▸ **To do**: Repeat word for word everything in the Loguru custom sinks guide below, from "Implementing Custom Sinks" down to "the standard library.".

▸ **Passage given**:
Implementing Custom Sinks in Loguru for Production Observability
You need to route structured Loguru records to an external backend such as an OTLP collector or a log aggregator without blocking request threads or losing events when the backend is unreachable. This guide covers the exact callable contract, schema transformation, queue-backed dispatch, and dead-letter routing. It builds on the Loguru Configuration and Sinks reference and is part of the Modern Python Logging Libraries Deep Dive.
Prerequisites
Pin Loguru and an async HTTP client for the OTLP example. The transformation example needs only the standard library.
pip install \
"loguru>=0.7.0,<0.8.0" \
"httpx>=0.27.0,<1.0.0"
Set the collector endpoint through the environment so the sink stays deployment-agnostic.
export OTEL_EXPORTER_OTLP_LOGS_ENDPOINT="http://otel-collector:4318/v1/logs"
Implementation
A custom sink is the right tool whenever the destination is not a file or a stream: an HTTP endpoint, a message broker, a database, or any backend that needs a schema Loguru's built-in serializer does not produce. The contract is deliberately minimal — a callable taking one Message — but that minimalism puts every concern back on you: threading, back-pressure, schema, retries, and failure isolation. The four steps below address each in turn, and they compose: the queue worker in step two dispatches the schema from step three and falls back to the dead-letter path from step four.

▸ **Source material**:
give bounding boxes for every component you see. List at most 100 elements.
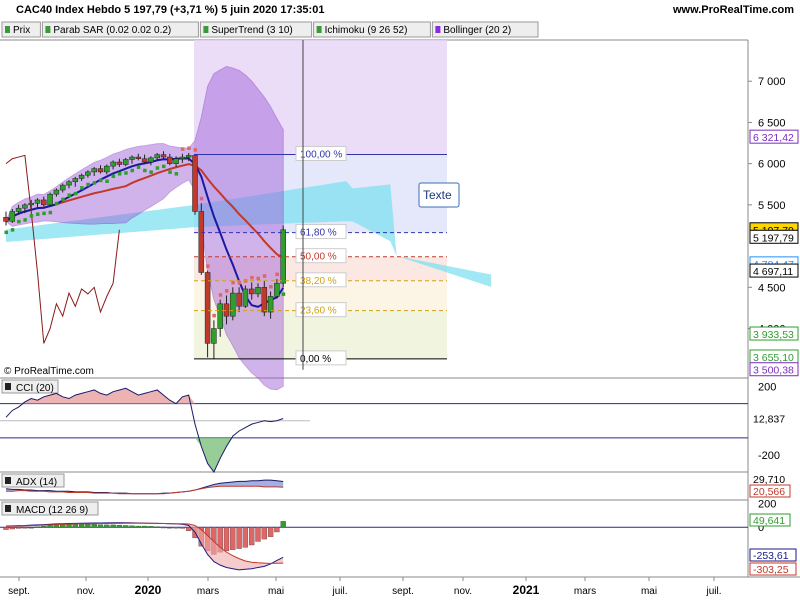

▸ **Exercise answer**:
Implementing Custom Sinks in Loguru for Production Observability
You need to route structured Loguru records to an external backend such as an OTLP collector or a log aggregator without blocking request threads or losing events when the backend is unreachable. This guide covers the exact callable contract, schema transformation, queue-backed dispatch, and dead-letter routing. It builds on the Loguru Configuration and Sinks reference and is part of the Modern Python Logging Libraries Deep Dive.
Prerequisites
Pin Loguru and an async HTTP client for the OTLP example. The transformation example needs only the standard library.